**EXERCISE DESCRIPTION:** Exactly as given, write out the lines from the one containing "What text is on this page?" through the end of the listing, with both ends included and nothing else.

**DATA TO PROCESS:**
=====

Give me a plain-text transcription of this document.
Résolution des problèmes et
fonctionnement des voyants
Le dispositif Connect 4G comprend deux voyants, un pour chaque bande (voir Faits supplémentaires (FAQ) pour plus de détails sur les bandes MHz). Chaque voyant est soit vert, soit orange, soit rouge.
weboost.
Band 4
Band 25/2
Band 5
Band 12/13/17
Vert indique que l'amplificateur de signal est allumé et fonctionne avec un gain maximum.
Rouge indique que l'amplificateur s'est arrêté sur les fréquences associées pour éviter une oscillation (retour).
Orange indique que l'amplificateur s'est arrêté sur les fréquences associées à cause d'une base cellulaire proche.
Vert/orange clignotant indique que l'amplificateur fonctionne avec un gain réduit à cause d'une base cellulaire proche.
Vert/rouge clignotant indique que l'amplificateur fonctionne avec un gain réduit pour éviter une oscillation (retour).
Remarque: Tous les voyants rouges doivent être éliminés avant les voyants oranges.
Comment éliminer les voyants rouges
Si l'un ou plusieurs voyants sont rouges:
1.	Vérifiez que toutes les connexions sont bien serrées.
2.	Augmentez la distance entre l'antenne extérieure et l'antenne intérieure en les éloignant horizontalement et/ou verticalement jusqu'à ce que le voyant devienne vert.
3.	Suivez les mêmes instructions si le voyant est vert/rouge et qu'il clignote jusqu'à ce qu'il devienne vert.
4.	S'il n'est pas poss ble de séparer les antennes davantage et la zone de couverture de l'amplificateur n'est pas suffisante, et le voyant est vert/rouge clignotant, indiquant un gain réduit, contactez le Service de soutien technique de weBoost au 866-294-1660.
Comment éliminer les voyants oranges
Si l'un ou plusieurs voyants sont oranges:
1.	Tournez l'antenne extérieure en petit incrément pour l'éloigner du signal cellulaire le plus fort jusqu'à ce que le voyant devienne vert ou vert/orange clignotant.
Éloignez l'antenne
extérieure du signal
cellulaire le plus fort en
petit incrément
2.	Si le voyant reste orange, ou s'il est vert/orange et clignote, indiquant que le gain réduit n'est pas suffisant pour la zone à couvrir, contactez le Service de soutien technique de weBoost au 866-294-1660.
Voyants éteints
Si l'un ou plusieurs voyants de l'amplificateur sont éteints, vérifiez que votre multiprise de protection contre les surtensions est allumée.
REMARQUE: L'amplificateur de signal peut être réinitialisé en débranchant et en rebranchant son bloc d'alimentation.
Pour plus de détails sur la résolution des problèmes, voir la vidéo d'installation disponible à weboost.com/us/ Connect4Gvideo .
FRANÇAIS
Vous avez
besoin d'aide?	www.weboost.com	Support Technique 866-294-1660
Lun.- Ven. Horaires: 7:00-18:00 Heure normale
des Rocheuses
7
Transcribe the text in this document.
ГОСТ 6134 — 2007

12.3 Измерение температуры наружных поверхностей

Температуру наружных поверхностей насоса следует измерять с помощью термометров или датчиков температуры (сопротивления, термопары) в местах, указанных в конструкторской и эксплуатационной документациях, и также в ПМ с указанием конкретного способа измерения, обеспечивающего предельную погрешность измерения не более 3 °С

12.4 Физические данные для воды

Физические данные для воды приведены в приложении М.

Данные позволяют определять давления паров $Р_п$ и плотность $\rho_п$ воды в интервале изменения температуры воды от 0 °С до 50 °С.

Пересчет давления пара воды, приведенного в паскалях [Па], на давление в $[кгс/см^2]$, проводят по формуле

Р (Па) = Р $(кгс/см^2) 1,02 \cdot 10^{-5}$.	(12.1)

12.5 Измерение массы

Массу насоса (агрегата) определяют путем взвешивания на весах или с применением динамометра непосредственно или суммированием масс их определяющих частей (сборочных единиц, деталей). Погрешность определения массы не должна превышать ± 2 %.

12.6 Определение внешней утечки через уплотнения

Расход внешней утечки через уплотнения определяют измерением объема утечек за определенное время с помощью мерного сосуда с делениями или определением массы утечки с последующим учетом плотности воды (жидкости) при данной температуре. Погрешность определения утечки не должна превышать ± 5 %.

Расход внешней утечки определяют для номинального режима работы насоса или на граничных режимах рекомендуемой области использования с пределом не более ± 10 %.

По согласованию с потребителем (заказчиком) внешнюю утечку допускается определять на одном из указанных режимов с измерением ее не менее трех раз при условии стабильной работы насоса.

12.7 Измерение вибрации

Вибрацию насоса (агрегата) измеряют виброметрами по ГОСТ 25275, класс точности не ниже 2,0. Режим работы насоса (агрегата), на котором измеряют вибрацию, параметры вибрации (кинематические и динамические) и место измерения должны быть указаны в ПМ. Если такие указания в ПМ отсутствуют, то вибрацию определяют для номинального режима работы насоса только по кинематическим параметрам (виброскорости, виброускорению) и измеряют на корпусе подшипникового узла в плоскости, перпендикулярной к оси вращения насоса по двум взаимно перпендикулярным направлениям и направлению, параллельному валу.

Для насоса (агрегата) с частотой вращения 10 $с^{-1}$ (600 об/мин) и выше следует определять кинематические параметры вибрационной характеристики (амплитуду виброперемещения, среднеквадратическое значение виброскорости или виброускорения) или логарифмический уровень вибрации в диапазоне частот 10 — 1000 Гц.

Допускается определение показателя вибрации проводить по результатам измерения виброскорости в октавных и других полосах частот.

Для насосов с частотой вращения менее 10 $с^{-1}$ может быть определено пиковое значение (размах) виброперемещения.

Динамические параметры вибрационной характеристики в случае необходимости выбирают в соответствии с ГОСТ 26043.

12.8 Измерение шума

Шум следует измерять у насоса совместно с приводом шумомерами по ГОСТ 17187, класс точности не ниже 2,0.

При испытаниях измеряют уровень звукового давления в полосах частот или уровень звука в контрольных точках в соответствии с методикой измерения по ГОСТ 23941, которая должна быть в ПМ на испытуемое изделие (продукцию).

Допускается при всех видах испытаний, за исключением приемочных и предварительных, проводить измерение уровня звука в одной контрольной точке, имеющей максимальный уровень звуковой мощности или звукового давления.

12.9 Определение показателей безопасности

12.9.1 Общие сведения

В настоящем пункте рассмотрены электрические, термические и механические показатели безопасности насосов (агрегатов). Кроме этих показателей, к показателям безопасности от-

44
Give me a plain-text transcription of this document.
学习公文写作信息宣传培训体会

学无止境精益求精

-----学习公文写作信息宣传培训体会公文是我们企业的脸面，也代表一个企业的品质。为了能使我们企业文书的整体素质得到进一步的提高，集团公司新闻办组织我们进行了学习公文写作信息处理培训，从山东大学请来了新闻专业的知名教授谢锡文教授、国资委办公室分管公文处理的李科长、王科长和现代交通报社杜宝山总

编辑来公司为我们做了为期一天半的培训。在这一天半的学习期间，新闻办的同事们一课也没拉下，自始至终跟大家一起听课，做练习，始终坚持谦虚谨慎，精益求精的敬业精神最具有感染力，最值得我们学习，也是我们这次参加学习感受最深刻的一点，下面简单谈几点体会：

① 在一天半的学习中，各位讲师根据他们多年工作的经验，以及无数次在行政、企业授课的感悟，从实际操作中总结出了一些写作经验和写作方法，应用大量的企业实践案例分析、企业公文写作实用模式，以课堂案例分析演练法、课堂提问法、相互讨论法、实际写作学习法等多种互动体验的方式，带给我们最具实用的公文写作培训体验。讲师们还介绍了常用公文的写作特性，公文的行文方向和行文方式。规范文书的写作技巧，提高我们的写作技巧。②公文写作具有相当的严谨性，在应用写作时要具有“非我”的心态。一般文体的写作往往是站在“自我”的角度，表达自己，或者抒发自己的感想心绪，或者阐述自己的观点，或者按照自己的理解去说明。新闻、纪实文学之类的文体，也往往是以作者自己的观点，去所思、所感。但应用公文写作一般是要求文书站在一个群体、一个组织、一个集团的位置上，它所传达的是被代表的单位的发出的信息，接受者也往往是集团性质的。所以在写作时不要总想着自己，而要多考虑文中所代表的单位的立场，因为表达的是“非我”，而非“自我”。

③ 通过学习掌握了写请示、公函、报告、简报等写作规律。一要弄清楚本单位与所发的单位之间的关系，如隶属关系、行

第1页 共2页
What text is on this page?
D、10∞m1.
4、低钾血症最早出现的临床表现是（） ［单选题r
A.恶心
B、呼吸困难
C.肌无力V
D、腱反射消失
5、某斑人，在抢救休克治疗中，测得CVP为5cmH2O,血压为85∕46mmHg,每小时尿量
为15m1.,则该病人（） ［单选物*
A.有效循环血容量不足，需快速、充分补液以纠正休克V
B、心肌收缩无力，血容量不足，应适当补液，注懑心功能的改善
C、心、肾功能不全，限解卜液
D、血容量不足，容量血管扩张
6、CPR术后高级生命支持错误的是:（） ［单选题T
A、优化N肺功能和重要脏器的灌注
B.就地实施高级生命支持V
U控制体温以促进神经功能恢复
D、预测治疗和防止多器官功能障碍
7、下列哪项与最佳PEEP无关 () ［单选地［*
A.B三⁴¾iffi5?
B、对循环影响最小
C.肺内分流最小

=====

**ANSWER TO THE TASK:**
What text is on this page?
D、10∞m1.
4、低钾血症最早出现的临床表现是（） ［单选题r
A.恶心
B、呼吸困难
C.肌无力V
D、腱反射消失
5、某斑人，在抢救休克治疗中，测得CVP为5cmH2O,血压为85∕46mmHg,每小时尿量
为15m1.,则该病人（） ［单选物*
A.有效循环血容量不足，需快速、充分补液以纠正休克V
B、心肌收缩无力，血容量不足，应适当补液，注懑心功能的改善
C、心、肾功能不全，限解卜液
D、血容量不足，容量血管扩张
6、CPR术后高级生命支持错误的是:（） ［单选题T
A、优化N肺功能和重要脏器的灌注
B.就地实施高级生命支持V
U控制体温以促进神经功能恢复
D、预测治疗和防止多器官功能障碍
7、下列哪项与最佳PEEP无关 () ［单选地［*
A.B三⁴¾iffi5?
B、对循环影响最小
C.肺内分流最小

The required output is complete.